** Opening Document passage block **
III. DISCUSSION A. Defendants Arresting Officer John Doe and Day Plaintiff alleges Defendants Arresting Officer John Doe and Day falsely arrested and maliciously prosecuted him for shoplifting. “No photo array was given or line-up, Plaintiff was falsely identified by John Does second hand pictures taken on his cellphone from Dick’s Sporting surveillance.” ECF No. 1 at 4. Plaintiff alleges Defendant Doe “arrested me weeks after an allege[d] shoplifting based on misidentification on impressible suggestive identification procedure. Resulting in malicious arrest.” Id. at 5. Defendant Day allegedly “impermissibly identif[ied]” Plaintiff and “[a]ssisted John Doe in arresting plaintiff.” Id. at 6. Plaintiff further alleges

Defendant Day “who was and is a [sergeant] on the Vineland Police Dept. instructed John Doe arresting officer to issue a warrant for my arrest.” Id. at 10. Plaintiff asserts Defendant Day is liable as Defendant Doe’s supervisor. Id. Plaintiff’s claims against Defendants Doe and Day are barred by the statute of limitations. “Although the statute of limitations is an affirmative defense, a court may dismiss claims sua sponte if a time-bar is obvious from the face of the complaint and no further development of the record is necessary.” Demby v. Cnty. of Camden, No. 21-1433, 2021 WL 4957002, at *1 (3d Cir. Oct. 26, 2021) (citing Fed. R. Civ. P.

8(c)), cert. denied, 212 L. Ed. 2d 38, 142 S. Ct. 1163, 2022 WL 516244 (2022). New Jersey’s two-year limitations period for personal injury governs Plaintiff’s complaint. Dique v. N.J. State Police, 603 F.3d 181, 185 (3d Cir. 2010); N.J.S.A. § 2A:14-2. However, the accrual date of a § 1983 action is determined by federal law. Wallace v. Kato, 549 U.S. 384, 388 (2007); Montanez v. Sec’y Pa. Dep’t of Corr., 773 F.3d 472, 480 (3d Cir. 2014). “A section 1983 cause of action accrues when the plaintiff knew or should have known of the injury upon which its action is based.” Sameric Corp. of Delaware v. City of Philadelphia, 142 F.3d 582, 599 (3d Cir. 1998). “The determination of the time at which a claim accrues is an objective inquiry; we ask not what the plaintiff actually knew

but what a reasonable person should have known.” Kach v. Hose, 589 F.3d 626, 634 (3d Cir. 2009). Plaintiff’s false arrest claims accrued on the date of his arrest, January 29, 2018. See Singleton v. DA Philadelphia, 411 F. App’x 470, 472 (3d Cir. 2011) (noting claim for false arrest accrues on date of arrest). Plaintiff’s malicious prosecution claim accrued when he was acquitted on August 3, 2019. See Heck v. Humphrey, 512 U.S. 477, 486 (1994) (“[A] cause of action for malicious prosecution does not accrue until the criminal proceedings have terminated in the plaintiff’s favor . . . .”). Accordingly, the statute of limitations for Plaintiff’s false

arrest claims expired on January 29, 2020, and his statute of limitations for malicious prosecution expired on August 3, 2021. Plaintiff did not file this complaint until February 10, 2022, well after the limitations period expired. “State law, unless inconsistent with federal law, also governs the concomitant issue of whether a limitations period should be tolled.” Dique v. N.J. State Police, 603 F.3d 181, 185 (3d Cir. 2010). “The law is clear that courts must be sparing in their use of equitable tolling.” Seitzinger v. Reading Hosp. & Med. Ctr., 165 F.3d 236, 239 (3d Cir. 1999).
** Closing Document passage block **
** Opening Raw data block **
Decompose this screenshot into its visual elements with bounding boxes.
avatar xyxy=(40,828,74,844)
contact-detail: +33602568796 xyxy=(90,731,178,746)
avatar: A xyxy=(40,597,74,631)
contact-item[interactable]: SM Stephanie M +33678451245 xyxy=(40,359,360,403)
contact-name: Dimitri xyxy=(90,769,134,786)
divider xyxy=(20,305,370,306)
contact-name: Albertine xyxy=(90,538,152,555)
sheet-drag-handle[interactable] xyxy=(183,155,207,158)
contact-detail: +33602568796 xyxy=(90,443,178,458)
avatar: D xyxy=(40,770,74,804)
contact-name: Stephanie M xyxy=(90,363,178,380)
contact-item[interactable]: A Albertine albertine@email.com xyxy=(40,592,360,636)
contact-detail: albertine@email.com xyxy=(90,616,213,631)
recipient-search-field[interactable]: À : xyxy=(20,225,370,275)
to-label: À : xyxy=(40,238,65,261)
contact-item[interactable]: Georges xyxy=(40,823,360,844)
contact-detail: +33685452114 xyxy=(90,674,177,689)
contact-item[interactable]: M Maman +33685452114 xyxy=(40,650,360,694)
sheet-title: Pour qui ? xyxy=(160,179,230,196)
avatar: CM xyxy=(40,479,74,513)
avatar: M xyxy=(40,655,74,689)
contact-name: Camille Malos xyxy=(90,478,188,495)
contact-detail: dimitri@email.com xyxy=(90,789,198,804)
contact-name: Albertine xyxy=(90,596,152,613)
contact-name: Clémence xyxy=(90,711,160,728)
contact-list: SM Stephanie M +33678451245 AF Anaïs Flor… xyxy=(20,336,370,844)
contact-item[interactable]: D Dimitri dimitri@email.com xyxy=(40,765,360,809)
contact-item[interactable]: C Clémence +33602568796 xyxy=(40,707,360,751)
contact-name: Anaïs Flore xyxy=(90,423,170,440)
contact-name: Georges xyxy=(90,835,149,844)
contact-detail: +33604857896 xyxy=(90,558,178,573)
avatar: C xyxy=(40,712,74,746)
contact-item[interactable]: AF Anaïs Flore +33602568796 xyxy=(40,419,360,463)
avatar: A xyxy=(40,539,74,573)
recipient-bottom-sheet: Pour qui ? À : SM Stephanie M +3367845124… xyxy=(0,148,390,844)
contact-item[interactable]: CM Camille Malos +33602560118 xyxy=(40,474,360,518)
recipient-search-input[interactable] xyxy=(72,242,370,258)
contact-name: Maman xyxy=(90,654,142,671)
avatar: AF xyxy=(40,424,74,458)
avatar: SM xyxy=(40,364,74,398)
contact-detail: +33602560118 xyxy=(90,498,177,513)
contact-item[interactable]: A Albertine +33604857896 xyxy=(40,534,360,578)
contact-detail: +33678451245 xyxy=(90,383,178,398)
** Closing Raw data block **
* _Task requirements_
1 – Reproduce a passage from the court opinion, starting with "arrest claims expired" and going on through "(3d Cir. 1999).".
2 – Using the court opinion, answer these questions:
(a) On which police department does the text say Defendant Day was a sergeant?
(b) How long is New Jersey's limitations period for personal injury?
(c) On what date did the plaintiff file the complaint?
3 – Translate this sentence from the court opinion into Spanish: "Plaintiff’s claims against Defendants Doe and Day are barred by the statute of limitations."

* _Task-by-task results_
1 –
arrest claims expired on January 29, 2020, and his statute of limitations for malicious prosecution expired on August 3, 2021. Plaintiff did not file this complaint until February 10, 2022, well after the limitations period expired. “State law, unless inconsistent with federal law, also governs the concomitant issue of whether a limitations period should be tolled.” Dique v. N.J. State Police, 603 F.3d 181, 185 (3d Cir. 2010). “The law is clear that courts must be sparing in their use of equitable tolling.” Seitzinger v. Reading Hosp. & Med. Ctr., 165 F.3d 236, 239 (3d Cir. 1999).

2 –
(a) The Vineland Police Dept.
(b) Two years.
(c) February 10, 2022.

3 – Las reclamaciones del demandante contra los demandados Doe y Day están prescritas conforme al plazo de prescripción legal.